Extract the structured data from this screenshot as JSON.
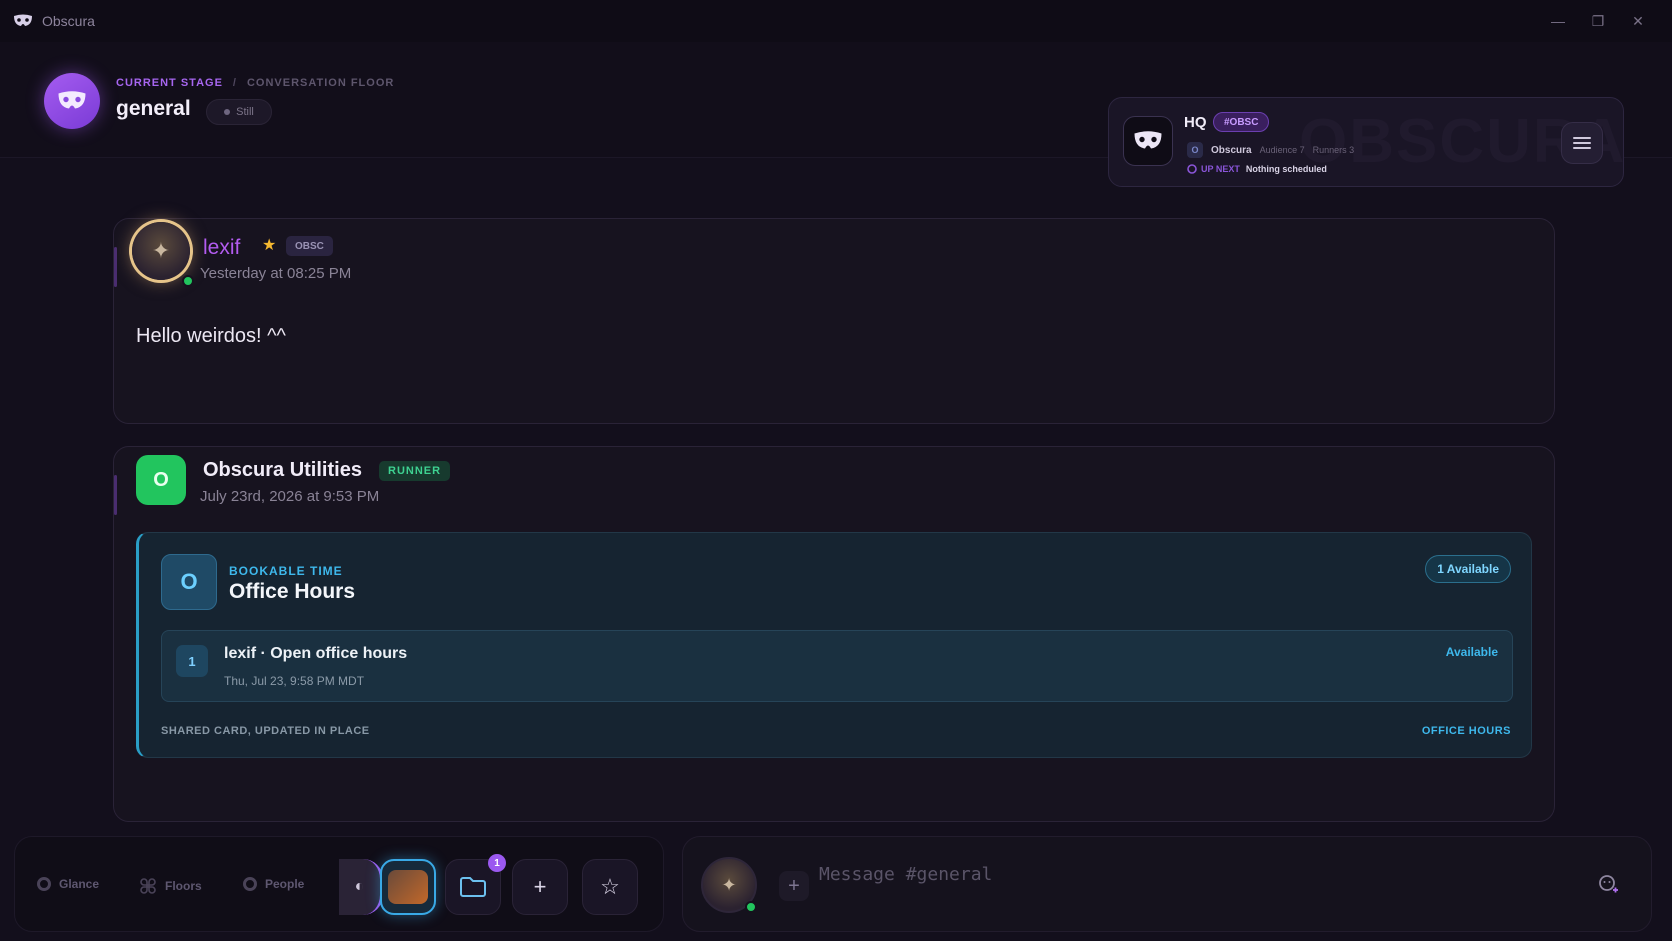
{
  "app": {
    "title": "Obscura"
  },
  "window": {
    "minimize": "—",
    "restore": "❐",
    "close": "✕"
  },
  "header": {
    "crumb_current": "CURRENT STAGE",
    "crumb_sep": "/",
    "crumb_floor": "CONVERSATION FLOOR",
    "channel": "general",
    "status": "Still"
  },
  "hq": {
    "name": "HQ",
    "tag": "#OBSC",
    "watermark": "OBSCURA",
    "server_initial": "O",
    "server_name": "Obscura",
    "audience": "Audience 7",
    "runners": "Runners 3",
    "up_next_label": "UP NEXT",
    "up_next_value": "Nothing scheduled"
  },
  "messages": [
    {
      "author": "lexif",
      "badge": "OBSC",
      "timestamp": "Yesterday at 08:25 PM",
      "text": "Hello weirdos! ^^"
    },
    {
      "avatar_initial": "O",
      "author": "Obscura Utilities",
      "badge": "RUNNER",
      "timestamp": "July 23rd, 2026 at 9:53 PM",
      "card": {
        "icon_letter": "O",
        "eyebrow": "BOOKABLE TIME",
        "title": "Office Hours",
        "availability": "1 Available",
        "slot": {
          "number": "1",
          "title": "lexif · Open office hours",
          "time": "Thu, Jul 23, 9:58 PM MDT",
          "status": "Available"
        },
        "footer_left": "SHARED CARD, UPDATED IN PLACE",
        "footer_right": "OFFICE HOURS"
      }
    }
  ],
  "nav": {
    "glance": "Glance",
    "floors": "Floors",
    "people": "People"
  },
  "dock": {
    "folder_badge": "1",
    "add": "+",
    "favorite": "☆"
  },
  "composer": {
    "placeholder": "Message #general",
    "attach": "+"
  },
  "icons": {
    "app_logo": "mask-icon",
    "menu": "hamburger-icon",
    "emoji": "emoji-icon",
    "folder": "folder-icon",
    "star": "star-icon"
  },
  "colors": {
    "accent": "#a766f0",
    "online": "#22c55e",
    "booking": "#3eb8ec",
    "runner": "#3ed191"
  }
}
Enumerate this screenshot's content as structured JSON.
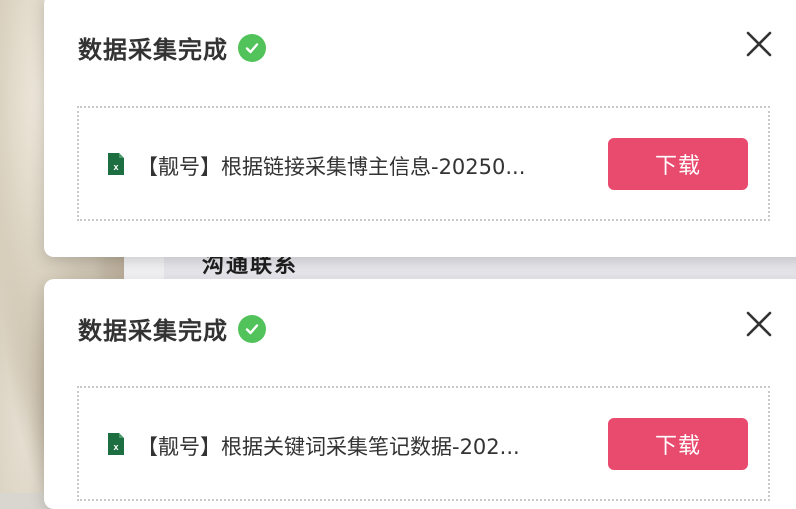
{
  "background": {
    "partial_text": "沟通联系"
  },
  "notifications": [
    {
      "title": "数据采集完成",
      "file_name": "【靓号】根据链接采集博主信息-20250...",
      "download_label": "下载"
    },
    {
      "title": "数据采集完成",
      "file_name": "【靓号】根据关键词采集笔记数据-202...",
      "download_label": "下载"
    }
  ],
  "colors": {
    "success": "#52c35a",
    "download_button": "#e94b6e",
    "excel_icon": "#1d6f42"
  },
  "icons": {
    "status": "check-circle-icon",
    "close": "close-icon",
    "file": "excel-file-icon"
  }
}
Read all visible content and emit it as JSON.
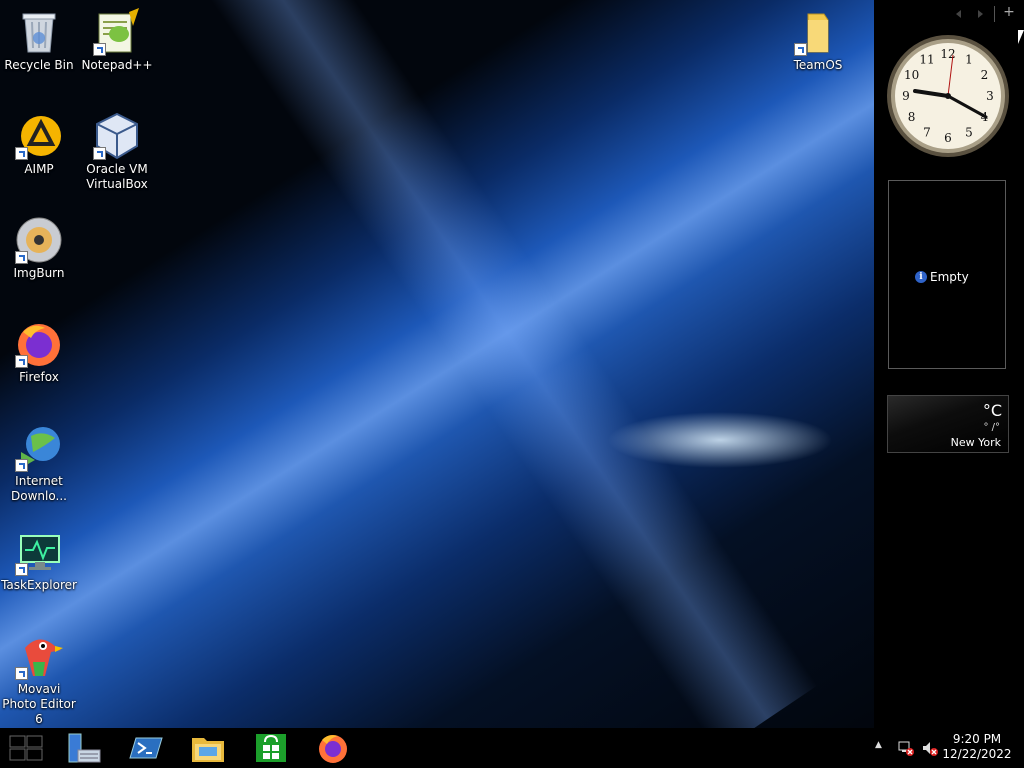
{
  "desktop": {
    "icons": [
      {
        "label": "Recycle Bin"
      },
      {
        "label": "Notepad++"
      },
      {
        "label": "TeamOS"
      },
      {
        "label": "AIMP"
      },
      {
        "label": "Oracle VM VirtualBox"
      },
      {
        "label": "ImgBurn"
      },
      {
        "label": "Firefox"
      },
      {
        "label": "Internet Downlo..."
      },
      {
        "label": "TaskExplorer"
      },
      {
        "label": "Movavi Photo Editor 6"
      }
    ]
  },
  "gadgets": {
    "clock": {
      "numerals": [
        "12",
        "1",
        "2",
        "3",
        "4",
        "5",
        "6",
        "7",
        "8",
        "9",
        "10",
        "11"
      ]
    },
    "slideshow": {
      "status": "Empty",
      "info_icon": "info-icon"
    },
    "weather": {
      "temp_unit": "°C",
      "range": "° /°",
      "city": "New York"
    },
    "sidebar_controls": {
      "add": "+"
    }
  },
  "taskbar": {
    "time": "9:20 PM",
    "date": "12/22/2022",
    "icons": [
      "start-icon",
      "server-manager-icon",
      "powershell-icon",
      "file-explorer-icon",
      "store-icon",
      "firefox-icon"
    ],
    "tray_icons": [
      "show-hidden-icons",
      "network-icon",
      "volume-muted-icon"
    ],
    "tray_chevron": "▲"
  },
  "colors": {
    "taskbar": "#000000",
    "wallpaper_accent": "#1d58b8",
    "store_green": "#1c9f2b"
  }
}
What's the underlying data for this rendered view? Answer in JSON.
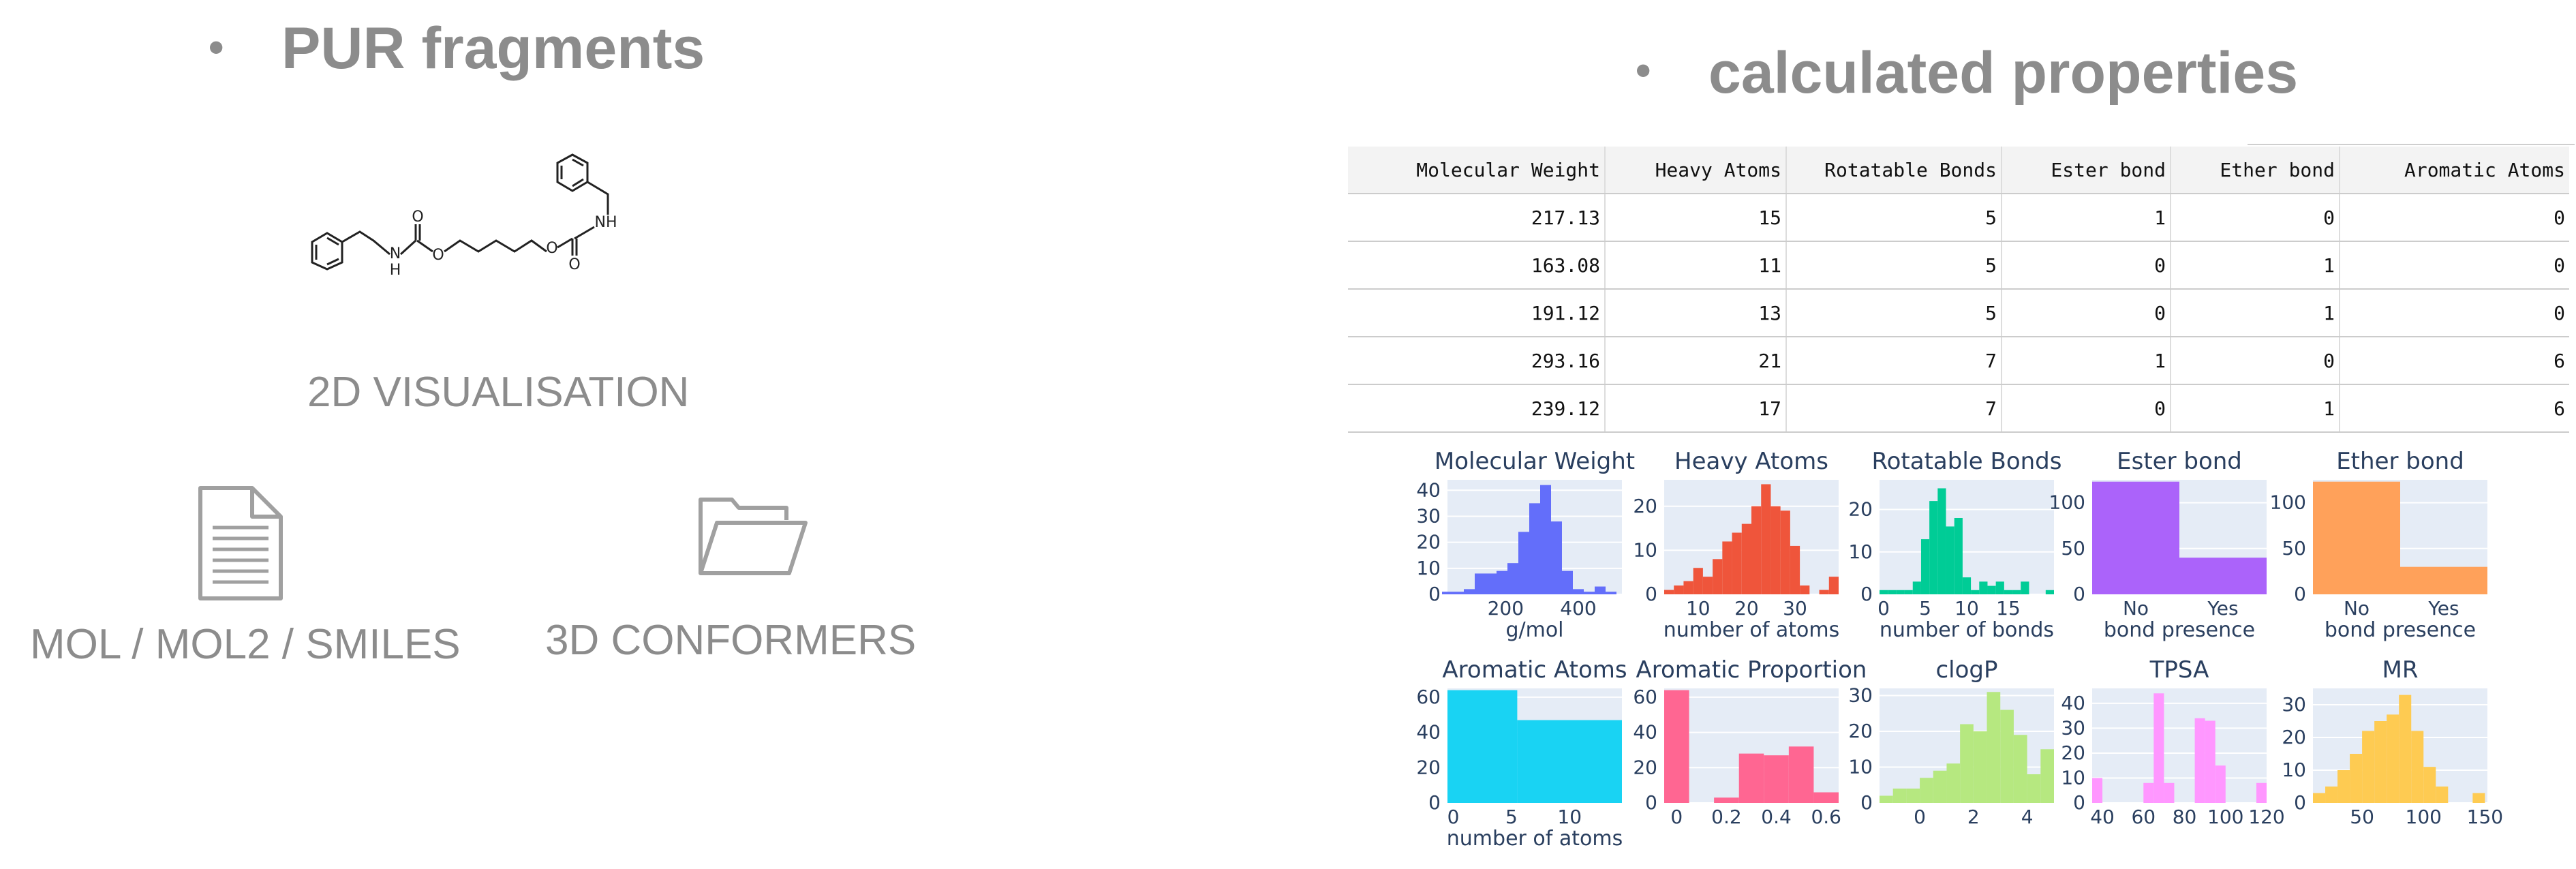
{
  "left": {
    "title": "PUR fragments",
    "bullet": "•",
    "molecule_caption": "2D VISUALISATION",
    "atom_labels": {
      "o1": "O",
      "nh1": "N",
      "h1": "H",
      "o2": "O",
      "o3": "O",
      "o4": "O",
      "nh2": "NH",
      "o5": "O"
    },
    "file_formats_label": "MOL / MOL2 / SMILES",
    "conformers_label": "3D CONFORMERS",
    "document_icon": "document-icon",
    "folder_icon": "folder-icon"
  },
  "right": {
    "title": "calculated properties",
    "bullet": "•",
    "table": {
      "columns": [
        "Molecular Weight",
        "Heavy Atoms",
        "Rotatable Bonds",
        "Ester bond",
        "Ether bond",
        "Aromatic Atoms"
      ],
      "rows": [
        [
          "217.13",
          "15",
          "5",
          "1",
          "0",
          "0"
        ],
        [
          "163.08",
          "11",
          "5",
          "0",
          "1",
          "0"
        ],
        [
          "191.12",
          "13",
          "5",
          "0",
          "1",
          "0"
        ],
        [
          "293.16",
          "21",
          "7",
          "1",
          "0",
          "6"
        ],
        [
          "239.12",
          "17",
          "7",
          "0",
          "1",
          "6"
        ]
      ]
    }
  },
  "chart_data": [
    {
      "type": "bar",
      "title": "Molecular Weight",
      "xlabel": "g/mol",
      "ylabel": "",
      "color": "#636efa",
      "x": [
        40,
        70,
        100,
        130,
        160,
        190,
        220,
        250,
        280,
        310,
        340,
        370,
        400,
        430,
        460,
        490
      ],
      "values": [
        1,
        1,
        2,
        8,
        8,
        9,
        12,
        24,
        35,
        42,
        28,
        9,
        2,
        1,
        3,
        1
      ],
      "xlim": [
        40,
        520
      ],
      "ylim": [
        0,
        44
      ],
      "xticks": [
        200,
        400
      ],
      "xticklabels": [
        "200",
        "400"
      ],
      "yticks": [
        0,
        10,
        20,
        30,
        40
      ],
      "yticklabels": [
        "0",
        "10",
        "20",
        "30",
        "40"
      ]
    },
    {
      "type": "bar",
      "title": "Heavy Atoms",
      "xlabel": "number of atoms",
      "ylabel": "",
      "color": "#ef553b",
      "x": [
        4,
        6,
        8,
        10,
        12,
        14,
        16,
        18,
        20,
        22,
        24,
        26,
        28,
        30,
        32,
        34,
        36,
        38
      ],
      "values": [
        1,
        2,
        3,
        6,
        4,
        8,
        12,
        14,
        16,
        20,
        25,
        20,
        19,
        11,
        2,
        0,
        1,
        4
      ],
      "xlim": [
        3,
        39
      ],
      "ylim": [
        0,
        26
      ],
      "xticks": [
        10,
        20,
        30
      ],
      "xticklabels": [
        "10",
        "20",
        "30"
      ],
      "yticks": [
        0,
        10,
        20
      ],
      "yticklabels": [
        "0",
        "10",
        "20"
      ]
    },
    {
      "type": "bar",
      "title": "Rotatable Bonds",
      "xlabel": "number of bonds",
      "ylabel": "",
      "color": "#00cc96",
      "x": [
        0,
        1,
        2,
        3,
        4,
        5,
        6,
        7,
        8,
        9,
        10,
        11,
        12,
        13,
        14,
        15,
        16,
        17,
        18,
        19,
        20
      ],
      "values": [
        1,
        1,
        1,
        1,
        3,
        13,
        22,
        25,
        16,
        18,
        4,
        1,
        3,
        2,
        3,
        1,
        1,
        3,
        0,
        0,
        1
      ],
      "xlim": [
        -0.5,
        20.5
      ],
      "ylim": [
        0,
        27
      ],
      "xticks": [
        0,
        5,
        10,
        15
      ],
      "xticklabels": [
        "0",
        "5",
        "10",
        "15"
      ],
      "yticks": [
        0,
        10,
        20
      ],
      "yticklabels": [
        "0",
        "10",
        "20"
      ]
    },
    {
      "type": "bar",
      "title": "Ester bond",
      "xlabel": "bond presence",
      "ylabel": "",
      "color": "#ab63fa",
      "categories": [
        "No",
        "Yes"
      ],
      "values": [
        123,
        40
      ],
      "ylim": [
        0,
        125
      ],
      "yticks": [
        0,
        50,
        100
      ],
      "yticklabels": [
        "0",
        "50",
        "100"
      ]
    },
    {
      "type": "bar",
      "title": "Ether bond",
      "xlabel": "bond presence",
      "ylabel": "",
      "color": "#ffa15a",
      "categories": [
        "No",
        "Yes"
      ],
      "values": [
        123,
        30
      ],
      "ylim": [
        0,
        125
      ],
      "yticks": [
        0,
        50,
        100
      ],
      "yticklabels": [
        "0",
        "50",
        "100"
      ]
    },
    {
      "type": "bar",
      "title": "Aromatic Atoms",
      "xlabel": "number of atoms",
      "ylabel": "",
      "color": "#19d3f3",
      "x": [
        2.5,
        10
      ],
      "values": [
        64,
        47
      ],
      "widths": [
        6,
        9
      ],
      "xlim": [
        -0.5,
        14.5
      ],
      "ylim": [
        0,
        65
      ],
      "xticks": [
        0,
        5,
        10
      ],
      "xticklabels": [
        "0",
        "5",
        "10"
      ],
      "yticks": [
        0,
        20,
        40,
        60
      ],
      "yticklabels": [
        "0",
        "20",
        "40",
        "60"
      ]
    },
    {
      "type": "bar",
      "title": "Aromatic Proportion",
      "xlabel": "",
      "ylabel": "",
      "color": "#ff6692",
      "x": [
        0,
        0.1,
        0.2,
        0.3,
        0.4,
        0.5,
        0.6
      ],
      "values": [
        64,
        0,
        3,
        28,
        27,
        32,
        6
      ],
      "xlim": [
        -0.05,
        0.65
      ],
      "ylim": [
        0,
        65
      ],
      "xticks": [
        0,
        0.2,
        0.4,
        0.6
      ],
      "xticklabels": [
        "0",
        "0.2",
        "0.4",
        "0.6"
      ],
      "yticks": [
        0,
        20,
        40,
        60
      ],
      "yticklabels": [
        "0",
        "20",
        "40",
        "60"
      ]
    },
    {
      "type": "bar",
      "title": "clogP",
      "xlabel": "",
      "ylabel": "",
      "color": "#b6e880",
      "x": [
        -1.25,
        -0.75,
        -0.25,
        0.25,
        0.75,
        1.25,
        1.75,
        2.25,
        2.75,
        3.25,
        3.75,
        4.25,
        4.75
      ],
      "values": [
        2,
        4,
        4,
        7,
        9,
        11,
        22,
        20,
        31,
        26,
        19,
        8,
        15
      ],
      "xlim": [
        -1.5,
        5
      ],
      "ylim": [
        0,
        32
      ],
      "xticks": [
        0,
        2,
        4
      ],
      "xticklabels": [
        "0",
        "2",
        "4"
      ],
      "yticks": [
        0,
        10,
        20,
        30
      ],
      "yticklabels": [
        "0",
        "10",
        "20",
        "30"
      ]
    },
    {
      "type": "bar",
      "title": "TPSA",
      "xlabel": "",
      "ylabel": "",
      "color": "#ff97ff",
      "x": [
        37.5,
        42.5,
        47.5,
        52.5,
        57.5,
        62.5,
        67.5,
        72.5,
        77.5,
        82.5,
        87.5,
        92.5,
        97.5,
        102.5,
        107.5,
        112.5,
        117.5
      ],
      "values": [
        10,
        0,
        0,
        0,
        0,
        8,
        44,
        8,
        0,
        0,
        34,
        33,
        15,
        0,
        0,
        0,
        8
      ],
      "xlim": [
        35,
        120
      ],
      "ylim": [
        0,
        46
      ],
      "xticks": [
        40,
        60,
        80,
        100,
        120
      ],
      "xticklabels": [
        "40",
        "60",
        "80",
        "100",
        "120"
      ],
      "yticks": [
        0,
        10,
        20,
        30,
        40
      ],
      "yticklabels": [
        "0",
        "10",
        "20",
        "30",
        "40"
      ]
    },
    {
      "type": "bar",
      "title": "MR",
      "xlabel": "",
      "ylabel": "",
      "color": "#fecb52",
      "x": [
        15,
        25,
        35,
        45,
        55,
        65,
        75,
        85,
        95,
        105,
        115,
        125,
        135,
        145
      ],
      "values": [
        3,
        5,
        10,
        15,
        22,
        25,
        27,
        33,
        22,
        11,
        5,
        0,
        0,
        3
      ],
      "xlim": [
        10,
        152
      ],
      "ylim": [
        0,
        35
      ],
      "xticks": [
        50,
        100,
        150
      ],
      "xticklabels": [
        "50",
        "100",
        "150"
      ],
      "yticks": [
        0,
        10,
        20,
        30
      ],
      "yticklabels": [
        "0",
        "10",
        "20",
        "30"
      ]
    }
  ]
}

::::::::::

Exercise task: Scan the material line by line and report each one that contains "general".

Full answer:
    "channel": "general",
    "placeholder": "Message #general",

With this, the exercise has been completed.